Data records
* start *

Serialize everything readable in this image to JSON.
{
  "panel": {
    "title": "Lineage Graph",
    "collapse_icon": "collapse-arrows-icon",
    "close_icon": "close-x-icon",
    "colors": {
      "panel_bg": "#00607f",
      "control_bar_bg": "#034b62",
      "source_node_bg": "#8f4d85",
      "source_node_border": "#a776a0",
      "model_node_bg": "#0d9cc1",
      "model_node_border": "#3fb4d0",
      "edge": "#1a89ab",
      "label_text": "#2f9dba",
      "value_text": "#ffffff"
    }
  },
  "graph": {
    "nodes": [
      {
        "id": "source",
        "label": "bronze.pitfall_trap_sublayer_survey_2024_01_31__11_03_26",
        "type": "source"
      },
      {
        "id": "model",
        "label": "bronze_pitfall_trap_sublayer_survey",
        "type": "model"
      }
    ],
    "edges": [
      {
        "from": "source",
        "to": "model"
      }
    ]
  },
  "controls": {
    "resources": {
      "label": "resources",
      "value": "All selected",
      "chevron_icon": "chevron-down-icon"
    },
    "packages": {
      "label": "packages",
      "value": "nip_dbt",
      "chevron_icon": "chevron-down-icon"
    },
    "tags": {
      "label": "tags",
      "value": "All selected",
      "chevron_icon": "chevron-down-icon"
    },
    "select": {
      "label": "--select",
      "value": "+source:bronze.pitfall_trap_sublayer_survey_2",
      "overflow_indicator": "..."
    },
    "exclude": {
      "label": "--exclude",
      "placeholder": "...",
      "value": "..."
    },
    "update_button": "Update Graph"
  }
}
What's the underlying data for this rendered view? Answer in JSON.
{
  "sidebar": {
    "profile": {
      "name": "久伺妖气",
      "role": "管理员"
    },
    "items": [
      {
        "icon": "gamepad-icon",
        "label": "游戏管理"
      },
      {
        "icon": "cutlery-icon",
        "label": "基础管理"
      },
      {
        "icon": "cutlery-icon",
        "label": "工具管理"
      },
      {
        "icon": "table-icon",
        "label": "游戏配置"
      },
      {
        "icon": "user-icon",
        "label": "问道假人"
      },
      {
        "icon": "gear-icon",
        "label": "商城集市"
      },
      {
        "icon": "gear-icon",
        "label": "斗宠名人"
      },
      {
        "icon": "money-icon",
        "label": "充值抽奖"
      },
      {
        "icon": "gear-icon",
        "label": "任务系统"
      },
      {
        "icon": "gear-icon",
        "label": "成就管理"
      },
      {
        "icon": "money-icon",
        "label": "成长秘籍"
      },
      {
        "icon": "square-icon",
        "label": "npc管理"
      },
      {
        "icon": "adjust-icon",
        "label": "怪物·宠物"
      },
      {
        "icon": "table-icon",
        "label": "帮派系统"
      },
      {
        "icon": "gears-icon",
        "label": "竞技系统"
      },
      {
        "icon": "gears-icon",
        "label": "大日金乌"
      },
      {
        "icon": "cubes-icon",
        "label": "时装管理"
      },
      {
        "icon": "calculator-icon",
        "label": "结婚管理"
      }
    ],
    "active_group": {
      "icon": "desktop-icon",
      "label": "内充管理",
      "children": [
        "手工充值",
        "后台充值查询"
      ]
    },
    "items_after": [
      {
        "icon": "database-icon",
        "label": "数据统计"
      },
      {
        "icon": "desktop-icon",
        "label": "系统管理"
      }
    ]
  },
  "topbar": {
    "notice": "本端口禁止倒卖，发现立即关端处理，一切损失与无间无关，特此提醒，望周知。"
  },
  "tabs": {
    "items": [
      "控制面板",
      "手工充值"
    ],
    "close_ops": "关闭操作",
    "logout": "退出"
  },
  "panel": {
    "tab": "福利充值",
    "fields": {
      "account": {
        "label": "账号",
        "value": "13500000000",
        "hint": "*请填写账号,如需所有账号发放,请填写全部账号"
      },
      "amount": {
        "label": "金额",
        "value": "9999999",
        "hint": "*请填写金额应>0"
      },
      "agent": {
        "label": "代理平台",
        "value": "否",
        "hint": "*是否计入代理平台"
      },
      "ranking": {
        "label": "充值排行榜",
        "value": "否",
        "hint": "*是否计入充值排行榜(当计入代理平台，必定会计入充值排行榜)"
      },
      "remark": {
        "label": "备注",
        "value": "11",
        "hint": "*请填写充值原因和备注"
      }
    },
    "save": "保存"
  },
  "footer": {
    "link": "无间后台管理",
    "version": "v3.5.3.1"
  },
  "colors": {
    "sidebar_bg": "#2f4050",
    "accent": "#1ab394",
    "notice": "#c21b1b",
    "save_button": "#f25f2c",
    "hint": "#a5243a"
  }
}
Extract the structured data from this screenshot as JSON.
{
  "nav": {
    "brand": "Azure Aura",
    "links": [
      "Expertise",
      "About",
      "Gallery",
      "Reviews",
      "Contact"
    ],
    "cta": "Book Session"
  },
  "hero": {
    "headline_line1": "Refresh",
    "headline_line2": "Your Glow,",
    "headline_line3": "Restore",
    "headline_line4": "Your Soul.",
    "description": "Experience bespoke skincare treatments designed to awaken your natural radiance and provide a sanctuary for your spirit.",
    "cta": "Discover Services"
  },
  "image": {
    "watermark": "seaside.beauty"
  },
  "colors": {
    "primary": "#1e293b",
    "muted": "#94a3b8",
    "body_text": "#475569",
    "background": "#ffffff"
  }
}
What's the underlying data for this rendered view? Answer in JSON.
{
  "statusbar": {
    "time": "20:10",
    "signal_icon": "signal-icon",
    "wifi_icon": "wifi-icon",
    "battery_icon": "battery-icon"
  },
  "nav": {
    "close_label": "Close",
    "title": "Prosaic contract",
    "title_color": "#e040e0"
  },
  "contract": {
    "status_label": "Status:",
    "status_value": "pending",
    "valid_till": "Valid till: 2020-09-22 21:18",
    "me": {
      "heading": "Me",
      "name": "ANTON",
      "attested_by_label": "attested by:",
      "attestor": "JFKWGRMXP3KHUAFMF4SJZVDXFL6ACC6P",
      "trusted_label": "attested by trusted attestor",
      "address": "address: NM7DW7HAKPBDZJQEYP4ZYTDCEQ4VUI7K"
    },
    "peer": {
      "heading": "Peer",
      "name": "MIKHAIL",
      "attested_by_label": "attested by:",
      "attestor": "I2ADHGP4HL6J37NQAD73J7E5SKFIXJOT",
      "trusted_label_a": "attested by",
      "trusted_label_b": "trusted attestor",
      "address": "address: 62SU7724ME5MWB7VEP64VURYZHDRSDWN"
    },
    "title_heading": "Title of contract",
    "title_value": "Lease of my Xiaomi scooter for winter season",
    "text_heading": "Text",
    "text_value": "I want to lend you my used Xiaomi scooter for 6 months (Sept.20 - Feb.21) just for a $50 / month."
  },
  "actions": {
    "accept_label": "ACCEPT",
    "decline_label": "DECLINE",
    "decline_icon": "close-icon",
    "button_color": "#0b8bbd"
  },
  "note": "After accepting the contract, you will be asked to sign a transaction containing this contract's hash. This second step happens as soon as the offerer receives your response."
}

* end *

* Directions for this task
Output the whole listing above again, word for word.

* Written solution
Serialize everything readable in this image to JSON.
{
  "panel": {
    "title": "Lineage Graph",
    "collapse_icon": "collapse-arrows-icon",
    "close_icon": "close-x-icon",
    "colors": {
      "panel_bg": "#00607f",
      "control_bar_bg": "#034b62",
      "source_node_bg": "#8f4d85",
      "source_node_border": "#a776a0",
      "model_node_bg": "#0d9cc1",
      "model_node_border": "#3fb4d0",
      "edge": "#1a89ab",
      "label_text": "#2f9dba",
      "value_text": "#ffffff"
    }
  },
  "graph": {
    "nodes": [
      {
        "id": "source",
        "label": "bronze.pitfall_trap_sublayer_survey_2024_01_31__11_03_26",
        "type": "source"
      },
      {
        "id": "model",
        "label": "bronze_pitfall_trap_sublayer_survey",
        "type": "model"
      }
    ],
    "edges": [
      {
        "from": "source",
        "to": "model"
      }
    ]
  },
  "controls": {
    "resources": {
      "label": "resources",
      "value": "All selected",
      "chevron_icon": "chevron-down-icon"
    },
    "packages": {
      "label": "packages",
      "value": "nip_dbt",
      "chevron_icon": "chevron-down-icon"
    },
    "tags": {
      "label": "tags",
      "value": "All selected",
      "chevron_icon": "chevron-down-icon"
    },
    "select": {
      "label": "--select",
      "value": "+source:bronze.pitfall_trap_sublayer_survey_2",
      "overflow_indicator": "..."
    },
    "exclude": {
      "label": "--exclude",
      "placeholder": "...",
      "value": "..."
    },
    "update_button": "Update Graph"
  }
}
What's the underlying data for this rendered view? Answer in JSON.
{
  "sidebar": {
    "profile": {
      "name": "久伺妖气",
      "role": "管理员"
    },
    "items": [
      {
        "icon": "gamepad-icon",
        "label": "游戏管理"
      },
      {
        "icon": "cutlery-icon",
        "label": "基础管理"
      },
      {
        "icon": "cutlery-icon",
        "label": "工具管理"
      },
      {
        "icon": "table-icon",
        "label": "游戏配置"
      },
      {
        "icon": "user-icon",
        "label": "问道假人"
      },
      {
        "icon": "gear-icon",
        "label": "商城集市"
      },
      {
        "icon": "gear-icon",
        "label": "斗宠名人"
      },
      {
        "icon": "money-icon",
        "label": "充值抽奖"
      },
      {
        "icon": "gear-icon",
        "label": "任务系统"
      },
      {
        "icon": "gear-icon",
        "label": "成就管理"
      },
      {
        "icon": "money-icon",
        "label": "成长秘籍"
      },
      {
        "icon": "square-icon",
        "label": "npc管理"
      },
      {
        "icon": "adjust-icon",
        "label": "怪物·宠物"
      },
      {
        "icon": "table-icon",
        "label": "帮派系统"
      },
      {
        "icon": "gears-icon",
        "label": "竞技系统"
      },
      {
        "icon": "gears-icon",
        "label": "大日金乌"
      },
      {
        "icon": "cubes-icon",
        "label": "时装管理"
      },
      {
        "icon": "calculator-icon",
        "label": "结婚管理"
      }
    ],
    "active_group": {
      "icon": "desktop-icon",
      "label": "内充管理",
      "children": [
        "手工充值",
        "后台充值查询"
      ]
    },
    "items_after": [
      {
        "icon": "database-icon",
        "label": "数据统计"
      },
      {
        "icon": "desktop-icon",
        "label": "系统管理"
      }
    ]
  },
  "topbar": {
    "notice": "本端口禁止倒卖，发现立即关端处理，一切损失与无间无关，特此提醒，望周知。"
  },
  "tabs": {
    "items": [
      "控制面板",
      "手工充值"
    ],
    "close_ops": "关闭操作",
    "logout": "退出"
  },
  "panel": {
    "tab": "福利充值",
    "fields": {
      "account": {
        "label": "账号",
        "value": "13500000000",
        "hint": "*请填写账号,如需所有账号发放,请填写全部账号"
      },
      "amount": {
        "label": "金额",
        "value": "9999999",
        "hint": "*请填写金额应>0"
      },
      "agent": {
        "label": "代理平台",
        "value": "否",
        "hint": "*是否计入代理平台"
      },
      "ranking": {
        "label": "充值排行榜",
        "value": "否",
        "hint": "*是否计入充值排行榜(当计入代理平台，必定会计入充值排行榜)"
      },
      "remark": {
        "label": "备注",
        "value": "11",
        "hint": "*请填写充值原因和备注"
      }
    },
    "save": "保存"
  },
  "footer": {
    "link": "无间后台管理",
    "version": "v3.5.3.1"
  },
  "colors": {
    "sidebar_bg": "#2f4050",
    "accent": "#1ab394",
    "notice": "#c21b1b",
    "save_button": "#f25f2c",
    "hint": "#a5243a"
  }
}
Extract the structured data from this screenshot as JSON.
{
  "nav": {
    "brand": "Azure Aura",
    "links": [
      "Expertise",
      "About",
      "Gallery",
      "Reviews",
      "Contact"
    ],
    "cta": "Book Session"
  },
  "hero": {
    "headline_line1": "Refresh",
    "headline_line2": "Your Glow,",
    "headline_line3": "Restore",
    "headline_line4": "Your Soul.",
    "description": "Experience bespoke skincare treatments designed to awaken your natural radiance and provide a sanctuary for your spirit.",
    "cta": "Discover Services"
  },
  "image": {
    "watermark": "seaside.beauty"
  },
  "colors": {
    "primary": "#1e293b",
    "muted": "#94a3b8",
    "body_text": "#475569",
    "background": "#ffffff"
  }
}
What's the underlying data for this rendered view? Answer in JSON.
{
  "statusbar": {
    "time": "20:10",
    "signal_icon": "signal-icon",
    "wifi_icon": "wifi-icon",
    "battery_icon": "battery-icon"
  },
  "nav": {
    "close_label": "Close",
    "title": "Prosaic contract",
    "title_color": "#e040e0"
  },
  "contract": {
    "status_label": "Status:",
    "status_value": "pending",
    "valid_till": "Valid till: 2020-09-22 21:18",
    "me": {
      "heading": "Me",
      "name": "ANTON",
      "attested_by_label": "attested by:",
      "attestor": "JFKWGRMXP3KHUAFMF4SJZVDXFL6ACC6P",
      "trusted_label": "attested by trusted attestor",
      "address": "address: NM7DW7HAKPBDZJQEYP4ZYTDCEQ4VUI7K"
    },
    "peer": {
      "heading": "Peer",
      "name": "MIKHAIL",
      "attested_by_label": "attested by:",
      "attestor": "I2ADHGP4HL6J37NQAD73J7E5SKFIXJOT",
      "trusted_label_a": "attested by",
      "trusted_label_b": "trusted attestor",
      "address": "address: 62SU7724ME5MWB7VEP64VURYZHDRSDWN"
    },
    "title_heading": "Title of contract",
    "title_value": "Lease of my Xiaomi scooter for winter season",
    "text_heading": "Text",
    "text_value": "I want to lend you my used Xiaomi scooter for 6 months (Sept.20 - Feb.21) just for a $50 / month."
  },
  "actions": {
    "accept_label": "ACCEPT",
    "decline_label": "DECLINE",
    "decline_icon": "close-icon",
    "button_color": "#0b8bbd"
  },
  "note": "After accepting the contract, you will be asked to sign a transaction containing this contract's hash. This second step happens as soon as the offerer receives your response."
}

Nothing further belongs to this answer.